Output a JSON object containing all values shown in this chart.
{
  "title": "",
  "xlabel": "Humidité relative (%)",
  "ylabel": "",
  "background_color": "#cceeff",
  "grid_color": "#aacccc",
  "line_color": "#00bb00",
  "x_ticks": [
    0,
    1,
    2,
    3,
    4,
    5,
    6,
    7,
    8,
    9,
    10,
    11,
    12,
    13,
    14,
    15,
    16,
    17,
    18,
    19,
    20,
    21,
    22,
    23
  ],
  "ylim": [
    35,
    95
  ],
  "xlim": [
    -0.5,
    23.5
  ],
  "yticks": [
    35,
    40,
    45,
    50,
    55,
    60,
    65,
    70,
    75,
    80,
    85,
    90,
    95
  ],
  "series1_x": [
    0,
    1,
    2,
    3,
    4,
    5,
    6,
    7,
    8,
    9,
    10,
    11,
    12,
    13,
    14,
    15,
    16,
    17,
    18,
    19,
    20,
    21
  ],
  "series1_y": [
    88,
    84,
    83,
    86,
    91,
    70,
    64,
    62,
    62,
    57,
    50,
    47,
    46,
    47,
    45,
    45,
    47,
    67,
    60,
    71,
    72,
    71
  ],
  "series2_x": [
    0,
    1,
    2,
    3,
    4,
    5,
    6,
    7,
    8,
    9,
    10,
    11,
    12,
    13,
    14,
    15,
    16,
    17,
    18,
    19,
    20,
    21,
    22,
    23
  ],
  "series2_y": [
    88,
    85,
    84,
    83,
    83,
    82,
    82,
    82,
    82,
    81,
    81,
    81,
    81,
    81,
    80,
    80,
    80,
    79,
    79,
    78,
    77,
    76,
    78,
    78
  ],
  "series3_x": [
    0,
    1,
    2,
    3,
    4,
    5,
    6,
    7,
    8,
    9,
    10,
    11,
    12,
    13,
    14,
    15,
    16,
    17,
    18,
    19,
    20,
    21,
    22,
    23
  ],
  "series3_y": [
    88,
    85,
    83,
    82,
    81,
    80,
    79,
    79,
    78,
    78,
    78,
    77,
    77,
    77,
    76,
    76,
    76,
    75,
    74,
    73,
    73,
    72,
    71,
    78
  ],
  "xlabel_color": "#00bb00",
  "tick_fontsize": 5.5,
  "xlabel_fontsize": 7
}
________________
Your goal: From the records above, extract everything verbatim.

Full output:
Output a JSON object containing all values shown in this chart.
{
  "title": "",
  "xlabel": "Humidité relative (%)",
  "ylabel": "",
  "background_color": "#cceeff",
  "grid_color": "#aacccc",
  "line_color": "#00bb00",
  "x_ticks": [
    0,
    1,
    2,
    3,
    4,
    5,
    6,
    7,
    8,
    9,
    10,
    11,
    12,
    13,
    14,
    15,
    16,
    17,
    18,
    19,
    20,
    21,
    22,
    23
  ],
  "ylim": [
    35,
    95
  ],
  "xlim": [
    -0.5,
    23.5
  ],
  "yticks": [
    35,
    40,
    45,
    50,
    55,
    60,
    65,
    70,
    75,
    80,
    85,
    90,
    95
  ],
  "series1_x": [
    0,
    1,
    2,
    3,
    4,
    5,
    6,
    7,
    8,
    9,
    10,
    11,
    12,
    13,
    14,
    15,
    16,
    17,
    18,
    19,
    20,
    21
  ],
  "series1_y": [
    88,
    84,
    83,
    86,
    91,
    70,
    64,
    62,
    62,
    57,
    50,
    47,
    46,
    47,
    45,
    45,
    47,
    67,
    60,
    71,
    72,
    71
  ],
  "series2_x": [
    0,
    1,
    2,
    3,
    4,
    5,
    6,
    7,
    8,
    9,
    10,
    11,
    12,
    13,
    14,
    15,
    16,
    17,
    18,
    19,
    20,
    21,
    22,
    23
  ],
  "series2_y": [
    88,
    85,
    84,
    83,
    83,
    82,
    82,
    82,
    82,
    81,
    81,
    81,
    81,
    81,
    80,
    80,
    80,
    79,
    79,
    78,
    77,
    76,
    78,
    78
  ],
  "series3_x": [
    0,
    1,
    2,
    3,
    4,
    5,
    6,
    7,
    8,
    9,
    10,
    11,
    12,
    13,
    14,
    15,
    16,
    17,
    18,
    19,
    20,
    21,
    22,
    23
  ],
  "series3_y": [
    88,
    85,
    83,
    82,
    81,
    80,
    79,
    79,
    78,
    78,
    78,
    77,
    77,
    77,
    76,
    76,
    76,
    75,
    74,
    73,
    73,
    72,
    71,
    78
  ],
  "xlabel_color": "#00bb00",
  "tick_fontsize": 5.5,
  "xlabel_fontsize": 7
}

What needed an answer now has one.